__Exercise description__. Quote, without change, all of the lines that follow.

[Dataset listings of figures]
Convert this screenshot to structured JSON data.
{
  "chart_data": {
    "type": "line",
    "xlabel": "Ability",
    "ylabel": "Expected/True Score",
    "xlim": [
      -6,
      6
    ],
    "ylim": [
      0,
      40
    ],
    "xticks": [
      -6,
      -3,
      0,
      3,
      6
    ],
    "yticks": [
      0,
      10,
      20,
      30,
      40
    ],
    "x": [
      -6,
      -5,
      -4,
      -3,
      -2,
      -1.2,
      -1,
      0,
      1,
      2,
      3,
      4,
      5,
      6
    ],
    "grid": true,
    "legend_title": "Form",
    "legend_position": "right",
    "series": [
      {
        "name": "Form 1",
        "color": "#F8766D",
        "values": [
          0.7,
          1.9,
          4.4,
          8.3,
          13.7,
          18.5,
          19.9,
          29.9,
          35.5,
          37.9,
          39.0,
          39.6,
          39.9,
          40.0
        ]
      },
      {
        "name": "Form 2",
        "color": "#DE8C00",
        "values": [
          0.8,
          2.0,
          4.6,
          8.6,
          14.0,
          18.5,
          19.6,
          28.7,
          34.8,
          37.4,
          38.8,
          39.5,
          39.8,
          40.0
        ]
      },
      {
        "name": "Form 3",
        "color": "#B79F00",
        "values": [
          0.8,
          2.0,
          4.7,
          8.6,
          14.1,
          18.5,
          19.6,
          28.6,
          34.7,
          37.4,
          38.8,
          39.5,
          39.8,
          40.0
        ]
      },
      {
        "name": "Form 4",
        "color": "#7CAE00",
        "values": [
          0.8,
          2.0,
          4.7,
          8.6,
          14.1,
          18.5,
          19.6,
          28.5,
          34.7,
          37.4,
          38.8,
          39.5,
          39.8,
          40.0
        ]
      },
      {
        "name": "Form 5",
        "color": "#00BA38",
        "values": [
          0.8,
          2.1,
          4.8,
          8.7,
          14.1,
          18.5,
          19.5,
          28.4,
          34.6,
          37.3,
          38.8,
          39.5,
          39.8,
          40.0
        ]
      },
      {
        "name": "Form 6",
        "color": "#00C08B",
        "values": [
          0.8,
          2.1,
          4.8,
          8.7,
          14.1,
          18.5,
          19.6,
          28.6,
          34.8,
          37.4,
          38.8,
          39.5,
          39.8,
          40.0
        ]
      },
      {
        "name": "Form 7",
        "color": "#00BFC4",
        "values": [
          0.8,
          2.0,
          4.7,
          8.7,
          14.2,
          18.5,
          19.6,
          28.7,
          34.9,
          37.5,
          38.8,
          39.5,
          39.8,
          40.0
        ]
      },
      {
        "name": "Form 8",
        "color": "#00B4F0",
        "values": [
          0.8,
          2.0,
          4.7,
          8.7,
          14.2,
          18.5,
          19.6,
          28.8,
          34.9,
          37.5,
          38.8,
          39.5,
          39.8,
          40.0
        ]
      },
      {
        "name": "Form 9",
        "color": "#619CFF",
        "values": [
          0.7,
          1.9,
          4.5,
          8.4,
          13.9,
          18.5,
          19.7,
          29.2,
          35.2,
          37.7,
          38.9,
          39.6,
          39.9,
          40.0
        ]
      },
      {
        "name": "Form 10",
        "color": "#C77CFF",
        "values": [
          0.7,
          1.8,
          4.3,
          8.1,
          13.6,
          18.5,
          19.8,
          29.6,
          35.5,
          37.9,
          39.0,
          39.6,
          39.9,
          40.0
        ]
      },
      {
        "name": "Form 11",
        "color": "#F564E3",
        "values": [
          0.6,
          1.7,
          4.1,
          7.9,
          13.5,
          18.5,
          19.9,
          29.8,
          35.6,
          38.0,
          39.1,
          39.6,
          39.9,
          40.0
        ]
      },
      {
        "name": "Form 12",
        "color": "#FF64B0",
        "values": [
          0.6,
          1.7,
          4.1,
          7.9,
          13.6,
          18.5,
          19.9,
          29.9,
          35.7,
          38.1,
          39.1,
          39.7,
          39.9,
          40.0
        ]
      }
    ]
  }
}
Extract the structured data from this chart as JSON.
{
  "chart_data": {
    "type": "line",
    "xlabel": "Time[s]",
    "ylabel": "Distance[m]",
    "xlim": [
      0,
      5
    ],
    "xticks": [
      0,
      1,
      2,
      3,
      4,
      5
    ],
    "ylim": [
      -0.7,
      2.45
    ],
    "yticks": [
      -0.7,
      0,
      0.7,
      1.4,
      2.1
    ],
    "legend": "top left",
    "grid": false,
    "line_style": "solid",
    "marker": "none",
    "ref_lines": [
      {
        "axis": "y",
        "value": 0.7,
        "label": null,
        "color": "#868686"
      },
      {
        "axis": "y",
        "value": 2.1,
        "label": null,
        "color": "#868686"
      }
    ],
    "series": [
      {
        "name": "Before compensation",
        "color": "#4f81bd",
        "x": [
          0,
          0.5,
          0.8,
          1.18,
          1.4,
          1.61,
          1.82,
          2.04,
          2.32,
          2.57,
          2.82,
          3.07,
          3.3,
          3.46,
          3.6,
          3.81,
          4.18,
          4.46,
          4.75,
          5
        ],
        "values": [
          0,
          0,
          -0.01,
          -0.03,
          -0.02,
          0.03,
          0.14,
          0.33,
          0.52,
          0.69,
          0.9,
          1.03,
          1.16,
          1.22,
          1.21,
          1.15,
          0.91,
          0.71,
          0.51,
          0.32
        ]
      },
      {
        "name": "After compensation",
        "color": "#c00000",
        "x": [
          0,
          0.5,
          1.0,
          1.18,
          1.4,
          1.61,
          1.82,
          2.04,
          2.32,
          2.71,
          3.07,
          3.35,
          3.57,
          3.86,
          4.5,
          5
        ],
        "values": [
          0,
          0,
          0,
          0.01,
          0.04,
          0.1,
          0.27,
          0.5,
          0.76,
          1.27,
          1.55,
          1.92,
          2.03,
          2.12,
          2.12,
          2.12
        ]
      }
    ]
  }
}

__Result for this exercise__.
Convert this screenshot to structured JSON data.
{
  "chart_data": {
    "type": "line",
    "xlabel": "Ability",
    "ylabel": "Expected/True Score",
    "xlim": [
      -6,
      6
    ],
    "ylim": [
      0,
      40
    ],
    "xticks": [
      -6,
      -3,
      0,
      3,
      6
    ],
    "yticks": [
      0,
      10,
      20,
      30,
      40
    ],
    "x": [
      -6,
      -5,
      -4,
      -3,
      -2,
      -1.2,
      -1,
      0,
      1,
      2,
      3,
      4,
      5,
      6
    ],
    "grid": true,
    "legend_title": "Form",
    "legend_position": "right",
    "series": [
      {
        "name": "Form 1",
        "color": "#F8766D",
        "values": [
          0.7,
          1.9,
          4.4,
          8.3,
          13.7,
          18.5,
          19.9,
          29.9,
          35.5,
          37.9,
          39.0,
          39.6,
          39.9,
          40.0
        ]
      },
      {
        "name": "Form 2",
        "color": "#DE8C00",
        "values": [
          0.8,
          2.0,
          4.6,
          8.6,
          14.0,
          18.5,
          19.6,
          28.7,
          34.8,
          37.4,
          38.8,
          39.5,
          39.8,
          40.0
        ]
      },
      {
        "name": "Form 3",
        "color": "#B79F00",
        "values": [
          0.8,
          2.0,
          4.7,
          8.6,
          14.1,
          18.5,
          19.6,
          28.6,
          34.7,
          37.4,
          38.8,
          39.5,
          39.8,
          40.0
        ]
      },
      {
        "name": "Form 4",
        "color": "#7CAE00",
        "values": [
          0.8,
          2.0,
          4.7,
          8.6,
          14.1,
          18.5,
          19.6,
          28.5,
          34.7,
          37.4,
          38.8,
          39.5,
          39.8,
          40.0
        ]
      },
      {
        "name": "Form 5",
        "color": "#00BA38",
        "values": [
          0.8,
          2.1,
          4.8,
          8.7,
          14.1,
          18.5,
          19.5,
          28.4,
          34.6,
          37.3,
          38.8,
          39.5,
          39.8,
          40.0
        ]
      },
      {
        "name": "Form 6",
        "color": "#00C08B",
        "values": [
          0.8,
          2.1,
          4.8,
          8.7,
          14.1,
          18.5,
          19.6,
          28.6,
          34.8,
          37.4,
          38.8,
          39.5,
          39.8,
          40.0
        ]
      },
      {
        "name": "Form 7",
        "color": "#00BFC4",
        "values": [
          0.8,
          2.0,
          4.7,
          8.7,
          14.2,
          18.5,
          19.6,
          28.7,
          34.9,
          37.5,
          38.8,
          39.5,
          39.8,
          40.0
        ]
      },
      {
        "name": "Form 8",
        "color": "#00B4F0",
        "values": [
          0.8,
          2.0,
          4.7,
          8.7,
          14.2,
          18.5,
          19.6,
          28.8,
          34.9,
          37.5,
          38.8,
          39.5,
          39.8,
          40.0
        ]
      },
      {
        "name": "Form 9",
        "color": "#619CFF",
        "values": [
          0.7,
          1.9,
          4.5,
          8.4,
          13.9,
          18.5,
          19.7,
          29.2,
          35.2,
          37.7,
          38.9,
          39.6,
          39.9,
          40.0
        ]
      },
      {
        "name": "Form 10",
        "color": "#C77CFF",
        "values": [
          0.7,
          1.8,
          4.3,
          8.1,
          13.6,
          18.5,
          19.8,
          29.6,
          35.5,
          37.9,
          39.0,
          39.6,
          39.9,
          40.0
        ]
      },
      {
        "name": "Form 11",
        "color": "#F564E3",
        "values": [
          0.6,
          1.7,
          4.1,
          7.9,
          13.5,
          18.5,
          19.9,
          29.8,
          35.6,
          38.0,
          39.1,
          39.6,
          39.9,
          40.0
        ]
      },
      {
        "name": "Form 12",
        "color": "#FF64B0",
        "values": [
          0.6,
          1.7,
          4.1,
          7.9,
          13.6,
          18.5,
          19.9,
          29.9,
          35.7,
          38.1,
          39.1,
          39.7,
          39.9,
          40.0
        ]
      }
    ]
  }
}
Extract the structured data from this chart as JSON.
{
  "chart_data": {
    "type": "line",
    "xlabel": "Time[s]",
    "ylabel": "Distance[m]",
    "xlim": [
      0,
      5
    ],
    "xticks": [
      0,
      1,
      2,
      3,
      4,
      5
    ],
    "ylim": [
      -0.7,
      2.45
    ],
    "yticks": [
      -0.7,
      0,
      0.7,
      1.4,
      2.1
    ],
    "legend": "top left",
    "grid": false,
    "line_style": "solid",
    "marker": "none",
    "ref_lines": [
      {
        "axis": "y",
        "value": 0.7,
        "label": null,
        "color": "#868686"
      },
      {
        "axis": "y",
        "value": 2.1,
        "label": null,
        "color": "#868686"
      }
    ],
    "series": [
      {
        "name": "Before compensation",
        "color": "#4f81bd",
        "x": [
          0,
          0.5,
          0.8,
          1.18,
          1.4,
          1.61,
          1.82,
          2.04,
          2.32,
          2.57,
          2.82,
          3.07,
          3.3,
          3.46,
          3.6,
          3.81,
          4.18,
          4.46,
          4.75,
          5
        ],
        "values": [
          0,
          0,
          -0.01,
          -0.03,
          -0.02,
          0.03,
          0.14,
          0.33,
          0.52,
          0.69,
          0.9,
          1.03,
          1.16,
          1.22,
          1.21,
          1.15,
          0.91,
          0.71,
          0.51,
          0.32
        ]
      },
      {
        "name": "After compensation",
        "color": "#c00000",
        "x": [
          0,
          0.5,
          1.0,
          1.18,
          1.4,
          1.61,
          1.82,
          2.04,
          2.32,
          2.71,
          3.07,
          3.35,
          3.57,
          3.86,
          4.5,
          5
        ],
        "values": [
          0,
          0,
          0,
          0.01,
          0.04,
          0.1,
          0.27,
          0.5,
          0.76,
          1.27,
          1.55,
          1.92,
          2.03,
          2.12,
          2.12,
          2.12
        ]
      }
    ]
  }
}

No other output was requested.